REQUIREMENTS:
Give all the lines below again, exactly, with no pictures.

[Stored data entries]

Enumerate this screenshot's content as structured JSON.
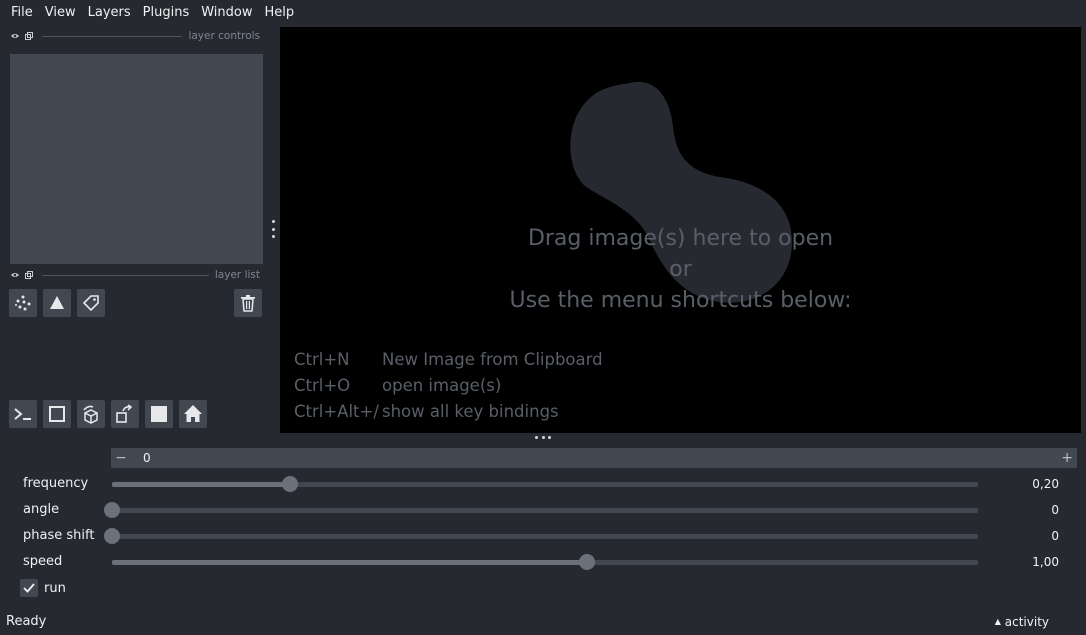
{
  "menu": [
    "File",
    "View",
    "Layers",
    "Plugins",
    "Window",
    "Help"
  ],
  "left_panel": {
    "layer_controls_label": "layer controls",
    "layer_list_label": "layer list"
  },
  "layer_buttons": {
    "new_points": "points-icon",
    "new_shapes": "shapes-icon",
    "new_labels": "labels-icon",
    "delete": "trash-icon"
  },
  "viewer_buttons": [
    "console-icon",
    "ndisplay-square-icon",
    "roll-cube-icon",
    "transpose-icon",
    "grid-square-icon",
    "home-icon"
  ],
  "welcome": {
    "line1": "Drag image(s) here to open",
    "line2": "or",
    "line3": "Use the menu shortcuts below:"
  },
  "shortcuts": [
    {
      "key": "Ctrl+N",
      "action": "New Image from Clipboard"
    },
    {
      "key": "Ctrl+O",
      "action": "open image(s)"
    },
    {
      "key": "Ctrl+Alt+/",
      "action": "show all key bindings"
    }
  ],
  "dims": {
    "minus": "−",
    "value": "0",
    "plus": "+"
  },
  "widgets": [
    {
      "label": "frequency",
      "value": "0,20",
      "fraction": 0.206
    },
    {
      "label": "angle",
      "value": "0",
      "fraction": 0.0
    },
    {
      "label": "phase shift",
      "value": "0",
      "fraction": 0.0
    },
    {
      "label": "speed",
      "value": "1,00",
      "fraction": 0.548
    }
  ],
  "run": {
    "label": "run",
    "checked": true
  },
  "status": "Ready",
  "activity": "activity",
  "colors": {
    "background": "#262930",
    "panel": "#414851",
    "canvas": "#000000",
    "text": "#f0f1f2",
    "muted": "#5a5f67"
  }
}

RESULT FOR THIS EXERCISE:
Enumerate this screenshot's content as structured JSON.
{
  "menu": [
    "File",
    "View",
    "Layers",
    "Plugins",
    "Window",
    "Help"
  ],
  "left_panel": {
    "layer_controls_label": "layer controls",
    "layer_list_label": "layer list"
  },
  "layer_buttons": {
    "new_points": "points-icon",
    "new_shapes": "shapes-icon",
    "new_labels": "labels-icon",
    "delete": "trash-icon"
  },
  "viewer_buttons": [
    "console-icon",
    "ndisplay-square-icon",
    "roll-cube-icon",
    "transpose-icon",
    "grid-square-icon",
    "home-icon"
  ],
  "welcome": {
    "line1": "Drag image(s) here to open",
    "line2": "or",
    "line3": "Use the menu shortcuts below:"
  },
  "shortcuts": [
    {
      "key": "Ctrl+N",
      "action": "New Image from Clipboard"
    },
    {
      "key": "Ctrl+O",
      "action": "open image(s)"
    },
    {
      "key": "Ctrl+Alt+/",
      "action": "show all key bindings"
    }
  ],
  "dims": {
    "minus": "−",
    "value": "0",
    "plus": "+"
  },
  "widgets": [
    {
      "label": "frequency",
      "value": "0,20",
      "fraction": 0.206
    },
    {
      "label": "angle",
      "value": "0",
      "fraction": 0.0
    },
    {
      "label": "phase shift",
      "value": "0",
      "fraction": 0.0
    },
    {
      "label": "speed",
      "value": "1,00",
      "fraction": 0.548
    }
  ],
  "run": {
    "label": "run",
    "checked": true
  },
  "status": "Ready",
  "activity": "activity",
  "colors": {
    "background": "#262930",
    "panel": "#414851",
    "canvas": "#000000",
    "text": "#f0f1f2",
    "muted": "#5a5f67"
  }
}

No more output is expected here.